What is being asked: Extract every line from the records below that contains the word "amount".

[Saved entries]
########################################

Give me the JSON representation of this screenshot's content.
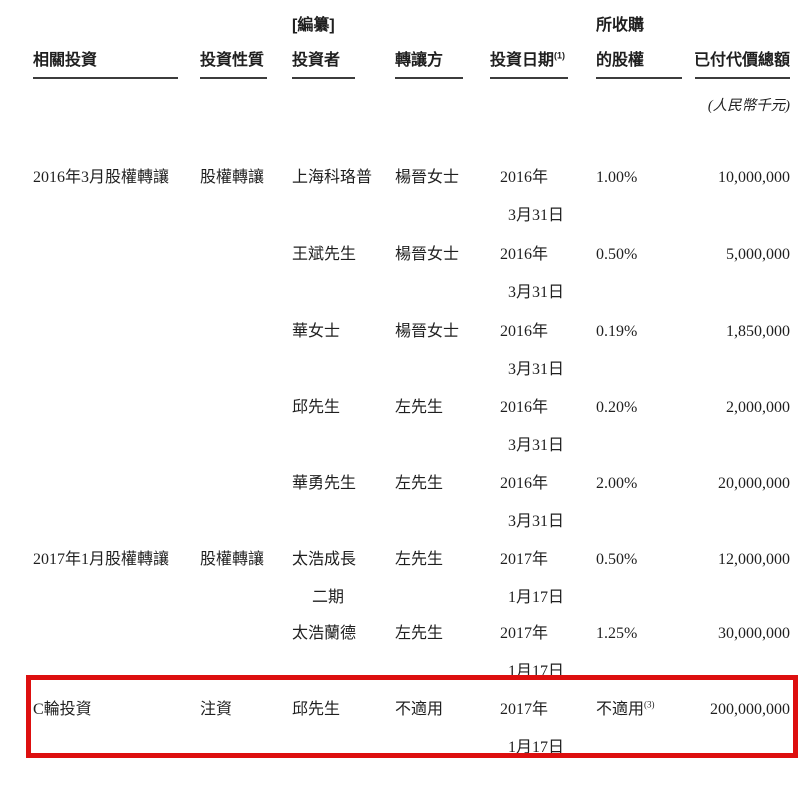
{
  "page": {
    "background_color": "#ffffff",
    "text_color": "#1f1f1f",
    "highlight_box_color": "#dd0f0f"
  },
  "table": {
    "compile_label": "[編纂]",
    "header": {
      "col1": "相關投資",
      "col2": "投資性質",
      "col3": "投資者",
      "col4": "轉讓方",
      "col5": "投資日期",
      "col5_sup": "(1)",
      "col6_line1": "所收購",
      "col6_line2": "的股權",
      "col7": "已付代價總額",
      "col7_unit_note": "(人民幣千元)"
    },
    "rows": [
      {
        "related": "2016年3月股權轉讓",
        "nature": "股權轉讓",
        "investor": "上海科珞普",
        "investor_line2": "",
        "transferor": "楊晉女士",
        "date_line1": "2016年",
        "date_line2": "3月31日",
        "equity": "1.00%",
        "equity_sup": "",
        "amount": "10,000,000",
        "highlighted": false
      },
      {
        "related": "",
        "nature": "",
        "investor": "王斌先生",
        "investor_line2": "",
        "transferor": "楊晉女士",
        "date_line1": "2016年",
        "date_line2": "3月31日",
        "equity": "0.50%",
        "equity_sup": "",
        "amount": "5,000,000",
        "highlighted": false
      },
      {
        "related": "",
        "nature": "",
        "investor": "華女士",
        "investor_line2": "",
        "transferor": "楊晉女士",
        "date_line1": "2016年",
        "date_line2": "3月31日",
        "equity": "0.19%",
        "equity_sup": "",
        "amount": "1,850,000",
        "highlighted": false
      },
      {
        "related": "",
        "nature": "",
        "investor": "邱先生",
        "investor_line2": "",
        "transferor": "左先生",
        "date_line1": "2016年",
        "date_line2": "3月31日",
        "equity": "0.20%",
        "equity_sup": "",
        "amount": "2,000,000",
        "highlighted": false
      },
      {
        "related": "",
        "nature": "",
        "investor": "華勇先生",
        "investor_line2": "",
        "transferor": "左先生",
        "date_line1": "2016年",
        "date_line2": "3月31日",
        "equity": "2.00%",
        "equity_sup": "",
        "amount": "20,000,000",
        "highlighted": false
      },
      {
        "related": "2017年1月股權轉讓",
        "nature": "股權轉讓",
        "investor": "太浩成長",
        "investor_line2": "二期",
        "transferor": "左先生",
        "date_line1": "2017年",
        "date_line2": "1月17日",
        "equity": "0.50%",
        "equity_sup": "",
        "amount": "12,000,000",
        "highlighted": false
      },
      {
        "related": "",
        "nature": "",
        "investor": "太浩蘭德",
        "investor_line2": "",
        "transferor": "左先生",
        "date_line1": "2017年",
        "date_line2": "1月17日",
        "equity": "1.25%",
        "equity_sup": "",
        "amount": "30,000,000",
        "highlighted": false
      },
      {
        "related": "C輪投資",
        "nature": "注資",
        "investor": "邱先生",
        "investor_line2": "",
        "transferor": "不適用",
        "date_line1": "2017年",
        "date_line2": "1月17日",
        "equity": "不適用",
        "equity_sup": "(3)",
        "amount": "200,000,000",
        "highlighted": true
      }
    ]
  }
}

########################################

Worked solution:
        "amount": "10,000,000",
        "amount": "5,000,000",
        "amount": "1,850,000",
        "amount": "2,000,000",
        "amount": "20,000,000",
        "amount": "12,000,000",
        "amount": "30,000,000",
        "amount": "200,000,000",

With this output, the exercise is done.